### DATA PROVIDED
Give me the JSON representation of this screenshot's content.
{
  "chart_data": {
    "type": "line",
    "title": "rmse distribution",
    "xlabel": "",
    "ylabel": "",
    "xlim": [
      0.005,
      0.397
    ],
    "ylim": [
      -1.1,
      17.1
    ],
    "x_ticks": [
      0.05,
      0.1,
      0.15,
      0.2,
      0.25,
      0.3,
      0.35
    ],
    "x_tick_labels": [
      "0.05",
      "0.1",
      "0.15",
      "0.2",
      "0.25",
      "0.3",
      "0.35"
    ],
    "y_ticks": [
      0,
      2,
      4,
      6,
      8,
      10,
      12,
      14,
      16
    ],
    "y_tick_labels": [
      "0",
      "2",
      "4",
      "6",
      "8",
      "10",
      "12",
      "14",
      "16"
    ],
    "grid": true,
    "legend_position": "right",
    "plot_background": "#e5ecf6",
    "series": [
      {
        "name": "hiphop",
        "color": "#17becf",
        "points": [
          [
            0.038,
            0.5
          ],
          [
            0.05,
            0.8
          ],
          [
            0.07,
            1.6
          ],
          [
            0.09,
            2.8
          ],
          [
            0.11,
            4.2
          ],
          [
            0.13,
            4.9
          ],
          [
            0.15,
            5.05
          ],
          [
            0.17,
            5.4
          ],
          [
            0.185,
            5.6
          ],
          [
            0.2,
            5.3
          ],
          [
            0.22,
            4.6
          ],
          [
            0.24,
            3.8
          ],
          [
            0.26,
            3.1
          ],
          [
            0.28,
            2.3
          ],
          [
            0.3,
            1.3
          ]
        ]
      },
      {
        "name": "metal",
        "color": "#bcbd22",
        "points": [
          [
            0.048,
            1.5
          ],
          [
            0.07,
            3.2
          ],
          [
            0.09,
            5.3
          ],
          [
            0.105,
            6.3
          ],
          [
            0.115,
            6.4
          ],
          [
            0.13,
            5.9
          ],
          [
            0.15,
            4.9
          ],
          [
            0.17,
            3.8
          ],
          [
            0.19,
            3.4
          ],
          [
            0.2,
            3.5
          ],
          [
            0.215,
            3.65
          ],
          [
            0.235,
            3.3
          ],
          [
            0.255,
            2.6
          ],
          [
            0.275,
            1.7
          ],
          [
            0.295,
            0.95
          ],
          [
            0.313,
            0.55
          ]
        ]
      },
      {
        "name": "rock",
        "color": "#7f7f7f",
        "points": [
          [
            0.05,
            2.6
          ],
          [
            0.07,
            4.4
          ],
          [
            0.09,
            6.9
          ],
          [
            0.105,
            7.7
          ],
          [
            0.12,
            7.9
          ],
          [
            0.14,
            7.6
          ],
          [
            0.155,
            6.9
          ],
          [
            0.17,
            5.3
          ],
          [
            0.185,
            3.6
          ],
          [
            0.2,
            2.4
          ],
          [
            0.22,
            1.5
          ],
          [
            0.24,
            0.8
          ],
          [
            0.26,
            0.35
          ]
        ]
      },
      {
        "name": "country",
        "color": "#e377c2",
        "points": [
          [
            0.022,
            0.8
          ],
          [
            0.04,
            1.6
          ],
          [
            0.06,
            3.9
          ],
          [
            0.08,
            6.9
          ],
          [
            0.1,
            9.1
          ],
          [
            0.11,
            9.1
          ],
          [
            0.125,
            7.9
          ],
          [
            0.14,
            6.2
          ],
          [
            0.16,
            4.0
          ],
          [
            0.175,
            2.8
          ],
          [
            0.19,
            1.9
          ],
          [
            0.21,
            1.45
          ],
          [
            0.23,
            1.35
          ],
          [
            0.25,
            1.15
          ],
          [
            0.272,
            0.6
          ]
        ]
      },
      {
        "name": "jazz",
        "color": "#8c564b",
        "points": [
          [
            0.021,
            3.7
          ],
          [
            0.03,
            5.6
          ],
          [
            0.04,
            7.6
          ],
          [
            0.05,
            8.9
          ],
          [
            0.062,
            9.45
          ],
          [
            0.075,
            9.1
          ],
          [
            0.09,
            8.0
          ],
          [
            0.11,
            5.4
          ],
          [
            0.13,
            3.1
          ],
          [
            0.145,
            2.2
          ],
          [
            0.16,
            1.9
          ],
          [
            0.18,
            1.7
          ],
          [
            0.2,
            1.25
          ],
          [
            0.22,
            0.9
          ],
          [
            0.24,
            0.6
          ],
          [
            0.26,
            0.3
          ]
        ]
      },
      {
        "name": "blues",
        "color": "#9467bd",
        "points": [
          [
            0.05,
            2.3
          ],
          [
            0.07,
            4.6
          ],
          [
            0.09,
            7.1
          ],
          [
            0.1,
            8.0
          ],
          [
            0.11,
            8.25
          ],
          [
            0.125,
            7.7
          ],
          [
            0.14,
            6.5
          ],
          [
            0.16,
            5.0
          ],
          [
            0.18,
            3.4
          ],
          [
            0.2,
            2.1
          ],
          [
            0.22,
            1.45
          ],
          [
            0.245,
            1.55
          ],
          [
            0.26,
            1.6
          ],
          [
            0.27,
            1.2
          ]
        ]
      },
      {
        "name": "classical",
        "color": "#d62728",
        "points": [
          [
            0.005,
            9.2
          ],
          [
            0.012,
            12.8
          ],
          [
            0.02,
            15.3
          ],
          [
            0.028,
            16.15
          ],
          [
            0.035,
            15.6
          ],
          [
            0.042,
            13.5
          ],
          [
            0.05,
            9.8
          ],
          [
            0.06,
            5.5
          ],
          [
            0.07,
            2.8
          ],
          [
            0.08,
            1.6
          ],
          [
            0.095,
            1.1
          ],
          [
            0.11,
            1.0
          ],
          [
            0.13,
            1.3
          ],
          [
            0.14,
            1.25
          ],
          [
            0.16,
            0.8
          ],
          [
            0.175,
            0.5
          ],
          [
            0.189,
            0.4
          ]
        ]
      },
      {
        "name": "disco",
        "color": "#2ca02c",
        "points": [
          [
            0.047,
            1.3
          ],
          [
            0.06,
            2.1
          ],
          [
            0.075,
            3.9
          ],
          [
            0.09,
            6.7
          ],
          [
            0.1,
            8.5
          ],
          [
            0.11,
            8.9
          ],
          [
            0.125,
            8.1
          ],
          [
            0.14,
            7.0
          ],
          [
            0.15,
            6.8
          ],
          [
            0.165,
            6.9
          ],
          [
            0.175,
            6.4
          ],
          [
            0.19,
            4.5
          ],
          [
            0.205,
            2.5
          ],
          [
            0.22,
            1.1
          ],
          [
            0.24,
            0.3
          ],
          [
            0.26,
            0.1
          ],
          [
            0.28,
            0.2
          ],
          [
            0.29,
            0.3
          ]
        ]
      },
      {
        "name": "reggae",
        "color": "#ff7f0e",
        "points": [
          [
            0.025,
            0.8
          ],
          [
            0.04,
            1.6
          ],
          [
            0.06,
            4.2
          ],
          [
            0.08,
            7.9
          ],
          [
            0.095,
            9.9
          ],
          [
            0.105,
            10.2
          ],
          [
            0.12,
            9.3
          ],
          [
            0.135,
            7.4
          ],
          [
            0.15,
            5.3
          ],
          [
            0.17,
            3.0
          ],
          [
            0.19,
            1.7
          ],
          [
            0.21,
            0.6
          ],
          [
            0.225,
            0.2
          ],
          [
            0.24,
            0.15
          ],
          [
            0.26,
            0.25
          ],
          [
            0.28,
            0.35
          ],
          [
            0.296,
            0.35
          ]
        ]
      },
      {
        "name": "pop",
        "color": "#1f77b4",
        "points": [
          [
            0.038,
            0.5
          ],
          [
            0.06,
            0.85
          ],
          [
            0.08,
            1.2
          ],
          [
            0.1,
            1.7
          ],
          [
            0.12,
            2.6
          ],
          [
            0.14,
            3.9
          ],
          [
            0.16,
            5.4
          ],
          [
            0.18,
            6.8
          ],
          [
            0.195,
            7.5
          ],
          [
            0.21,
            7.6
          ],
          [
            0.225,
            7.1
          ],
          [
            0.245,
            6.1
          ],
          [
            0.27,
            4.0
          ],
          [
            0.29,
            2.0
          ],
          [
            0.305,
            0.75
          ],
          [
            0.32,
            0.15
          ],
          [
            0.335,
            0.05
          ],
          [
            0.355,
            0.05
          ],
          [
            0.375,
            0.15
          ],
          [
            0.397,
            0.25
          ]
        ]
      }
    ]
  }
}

### SHORT EXERCISE
In the entries above, locate every line with the word "color" and copy it.

### RESPONSE TO THIS EXERCISE
        "color": "#17becf",
        "color": "#bcbd22",
        "color": "#7f7f7f",
        "color": "#e377c2",
        "color": "#8c564b",
        "color": "#9467bd",
        "color": "#d62728",
        "color": "#2ca02c",
        "color": "#ff7f0e",
        "color": "#1f77b4",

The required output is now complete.